* _TASK STATEMENT_
Lines containing the string "this" are to be counted. Write only how many there are.

* _GIVEN DATA_

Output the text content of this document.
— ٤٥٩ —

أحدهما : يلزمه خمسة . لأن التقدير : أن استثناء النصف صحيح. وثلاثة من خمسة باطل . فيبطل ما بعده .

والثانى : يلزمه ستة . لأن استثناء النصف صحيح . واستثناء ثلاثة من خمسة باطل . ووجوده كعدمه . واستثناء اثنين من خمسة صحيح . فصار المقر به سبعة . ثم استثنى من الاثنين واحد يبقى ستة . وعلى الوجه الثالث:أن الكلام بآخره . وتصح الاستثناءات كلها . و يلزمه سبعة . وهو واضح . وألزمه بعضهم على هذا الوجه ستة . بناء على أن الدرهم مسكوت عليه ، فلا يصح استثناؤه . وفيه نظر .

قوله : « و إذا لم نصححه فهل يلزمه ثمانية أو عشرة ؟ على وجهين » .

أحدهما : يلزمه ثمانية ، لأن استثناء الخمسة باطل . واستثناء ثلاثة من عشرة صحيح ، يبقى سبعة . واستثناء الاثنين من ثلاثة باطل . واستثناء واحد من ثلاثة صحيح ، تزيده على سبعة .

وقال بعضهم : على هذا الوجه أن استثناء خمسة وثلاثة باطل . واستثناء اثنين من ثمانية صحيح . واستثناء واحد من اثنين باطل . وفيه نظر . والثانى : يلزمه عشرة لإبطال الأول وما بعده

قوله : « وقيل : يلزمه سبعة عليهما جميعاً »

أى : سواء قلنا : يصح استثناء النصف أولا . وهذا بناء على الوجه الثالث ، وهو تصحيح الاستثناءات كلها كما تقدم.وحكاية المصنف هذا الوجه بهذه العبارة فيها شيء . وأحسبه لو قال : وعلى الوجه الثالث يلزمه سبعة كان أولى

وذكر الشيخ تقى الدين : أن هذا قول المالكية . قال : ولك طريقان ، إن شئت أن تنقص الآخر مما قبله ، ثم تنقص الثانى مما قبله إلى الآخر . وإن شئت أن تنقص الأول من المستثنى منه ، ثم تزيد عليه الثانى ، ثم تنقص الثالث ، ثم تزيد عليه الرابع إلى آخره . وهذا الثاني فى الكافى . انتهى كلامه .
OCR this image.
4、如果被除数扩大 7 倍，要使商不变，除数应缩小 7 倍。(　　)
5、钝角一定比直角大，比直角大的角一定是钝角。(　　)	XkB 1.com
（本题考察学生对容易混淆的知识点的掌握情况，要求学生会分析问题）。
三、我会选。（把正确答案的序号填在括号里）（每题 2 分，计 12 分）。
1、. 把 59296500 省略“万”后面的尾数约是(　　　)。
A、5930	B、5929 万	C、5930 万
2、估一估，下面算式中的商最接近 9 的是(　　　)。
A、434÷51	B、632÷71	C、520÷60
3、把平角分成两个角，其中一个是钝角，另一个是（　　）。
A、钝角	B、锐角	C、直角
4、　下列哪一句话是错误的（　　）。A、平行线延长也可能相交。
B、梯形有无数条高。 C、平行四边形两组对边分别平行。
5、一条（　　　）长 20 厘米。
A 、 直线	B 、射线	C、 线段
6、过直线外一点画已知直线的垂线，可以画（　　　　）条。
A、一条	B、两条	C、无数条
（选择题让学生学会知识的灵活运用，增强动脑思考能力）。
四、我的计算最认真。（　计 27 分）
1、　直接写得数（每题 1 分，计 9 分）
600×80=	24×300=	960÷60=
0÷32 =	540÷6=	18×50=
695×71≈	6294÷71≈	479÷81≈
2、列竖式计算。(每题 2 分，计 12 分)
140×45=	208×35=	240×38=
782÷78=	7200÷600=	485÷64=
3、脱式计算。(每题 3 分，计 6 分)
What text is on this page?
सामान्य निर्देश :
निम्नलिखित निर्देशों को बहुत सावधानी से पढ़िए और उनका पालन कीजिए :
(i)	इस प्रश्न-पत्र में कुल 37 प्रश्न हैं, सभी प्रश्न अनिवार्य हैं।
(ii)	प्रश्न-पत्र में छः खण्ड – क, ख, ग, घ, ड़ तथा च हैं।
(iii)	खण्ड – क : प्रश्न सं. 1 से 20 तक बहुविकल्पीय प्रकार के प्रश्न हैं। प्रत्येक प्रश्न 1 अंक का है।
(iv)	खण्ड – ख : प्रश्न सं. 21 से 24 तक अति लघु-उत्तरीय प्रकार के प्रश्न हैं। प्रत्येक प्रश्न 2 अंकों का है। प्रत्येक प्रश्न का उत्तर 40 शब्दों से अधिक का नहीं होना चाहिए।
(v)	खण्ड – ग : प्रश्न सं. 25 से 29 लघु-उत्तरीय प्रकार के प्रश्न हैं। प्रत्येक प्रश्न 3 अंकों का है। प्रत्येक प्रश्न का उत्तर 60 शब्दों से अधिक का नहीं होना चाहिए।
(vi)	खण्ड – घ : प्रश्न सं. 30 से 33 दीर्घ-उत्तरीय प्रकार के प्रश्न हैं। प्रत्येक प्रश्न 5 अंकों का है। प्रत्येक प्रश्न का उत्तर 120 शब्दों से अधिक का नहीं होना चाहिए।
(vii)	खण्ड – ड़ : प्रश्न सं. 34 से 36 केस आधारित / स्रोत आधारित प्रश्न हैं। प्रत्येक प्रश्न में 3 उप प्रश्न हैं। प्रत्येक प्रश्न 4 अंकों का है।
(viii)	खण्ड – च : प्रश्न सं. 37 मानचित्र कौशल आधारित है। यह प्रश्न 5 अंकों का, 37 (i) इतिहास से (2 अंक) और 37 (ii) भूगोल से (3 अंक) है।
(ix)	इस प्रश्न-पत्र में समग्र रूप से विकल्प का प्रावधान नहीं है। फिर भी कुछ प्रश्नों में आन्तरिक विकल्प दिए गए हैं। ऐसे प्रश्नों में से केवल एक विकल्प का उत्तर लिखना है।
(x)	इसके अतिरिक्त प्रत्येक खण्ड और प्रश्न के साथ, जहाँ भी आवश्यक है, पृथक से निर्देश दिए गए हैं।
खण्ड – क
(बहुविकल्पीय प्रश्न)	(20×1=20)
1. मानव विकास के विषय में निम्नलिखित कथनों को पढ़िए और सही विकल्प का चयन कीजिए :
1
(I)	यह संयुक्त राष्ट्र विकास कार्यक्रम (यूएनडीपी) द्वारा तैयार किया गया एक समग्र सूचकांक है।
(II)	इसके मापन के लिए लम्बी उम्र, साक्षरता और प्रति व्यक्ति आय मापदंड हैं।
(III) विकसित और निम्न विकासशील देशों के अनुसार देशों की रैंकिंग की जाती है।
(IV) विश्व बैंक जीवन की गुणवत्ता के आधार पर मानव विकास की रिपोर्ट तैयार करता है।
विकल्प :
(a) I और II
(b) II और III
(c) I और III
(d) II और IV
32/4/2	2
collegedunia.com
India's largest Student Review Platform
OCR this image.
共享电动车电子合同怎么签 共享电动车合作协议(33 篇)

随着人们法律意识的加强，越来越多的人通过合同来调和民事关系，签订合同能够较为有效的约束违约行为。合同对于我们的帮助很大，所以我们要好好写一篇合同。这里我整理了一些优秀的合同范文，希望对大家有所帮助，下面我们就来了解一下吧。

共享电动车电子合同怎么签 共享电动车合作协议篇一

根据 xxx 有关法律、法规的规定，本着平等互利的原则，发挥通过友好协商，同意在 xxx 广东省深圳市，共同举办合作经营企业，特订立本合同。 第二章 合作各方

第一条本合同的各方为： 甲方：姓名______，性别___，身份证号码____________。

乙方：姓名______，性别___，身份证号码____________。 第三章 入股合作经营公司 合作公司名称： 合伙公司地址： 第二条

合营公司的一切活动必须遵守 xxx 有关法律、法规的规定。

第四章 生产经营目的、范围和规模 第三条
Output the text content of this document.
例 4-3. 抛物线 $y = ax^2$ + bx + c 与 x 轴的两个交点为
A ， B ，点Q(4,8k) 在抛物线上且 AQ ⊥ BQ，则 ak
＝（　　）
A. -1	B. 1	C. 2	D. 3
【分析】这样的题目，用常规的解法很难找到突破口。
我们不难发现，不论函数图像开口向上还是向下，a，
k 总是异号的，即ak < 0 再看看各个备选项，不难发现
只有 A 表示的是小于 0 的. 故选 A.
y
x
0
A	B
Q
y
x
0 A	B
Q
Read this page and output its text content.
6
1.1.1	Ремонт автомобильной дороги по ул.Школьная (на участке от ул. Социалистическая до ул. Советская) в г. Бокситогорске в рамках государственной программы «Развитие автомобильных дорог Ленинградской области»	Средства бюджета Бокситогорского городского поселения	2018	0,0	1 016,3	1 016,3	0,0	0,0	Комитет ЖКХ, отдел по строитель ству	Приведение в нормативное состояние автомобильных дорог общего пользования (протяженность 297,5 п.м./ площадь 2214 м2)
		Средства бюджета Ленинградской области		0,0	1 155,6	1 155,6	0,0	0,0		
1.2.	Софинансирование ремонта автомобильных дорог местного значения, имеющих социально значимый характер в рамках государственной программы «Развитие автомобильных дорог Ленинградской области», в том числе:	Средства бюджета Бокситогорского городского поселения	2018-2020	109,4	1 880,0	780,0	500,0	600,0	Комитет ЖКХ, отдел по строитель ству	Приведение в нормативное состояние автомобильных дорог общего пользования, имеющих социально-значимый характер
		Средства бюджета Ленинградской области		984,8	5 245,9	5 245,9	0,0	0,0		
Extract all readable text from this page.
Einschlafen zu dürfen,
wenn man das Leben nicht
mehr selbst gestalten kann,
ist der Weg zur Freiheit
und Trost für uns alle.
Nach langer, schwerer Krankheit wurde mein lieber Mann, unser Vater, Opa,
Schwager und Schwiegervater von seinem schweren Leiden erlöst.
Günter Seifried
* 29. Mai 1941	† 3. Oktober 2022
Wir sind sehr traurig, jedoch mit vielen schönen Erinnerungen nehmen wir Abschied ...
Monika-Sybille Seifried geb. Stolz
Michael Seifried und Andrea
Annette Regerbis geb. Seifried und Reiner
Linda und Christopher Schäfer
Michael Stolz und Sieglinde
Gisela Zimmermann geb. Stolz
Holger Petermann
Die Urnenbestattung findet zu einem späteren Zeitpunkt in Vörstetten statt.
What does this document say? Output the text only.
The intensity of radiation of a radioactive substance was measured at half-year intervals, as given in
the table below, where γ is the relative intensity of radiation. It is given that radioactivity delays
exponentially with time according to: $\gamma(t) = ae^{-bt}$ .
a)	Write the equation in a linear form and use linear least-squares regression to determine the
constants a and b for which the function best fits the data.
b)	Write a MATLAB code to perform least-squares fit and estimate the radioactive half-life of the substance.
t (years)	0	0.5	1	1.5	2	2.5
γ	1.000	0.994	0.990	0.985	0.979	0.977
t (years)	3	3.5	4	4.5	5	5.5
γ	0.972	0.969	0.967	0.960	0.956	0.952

* _ANSWER_
8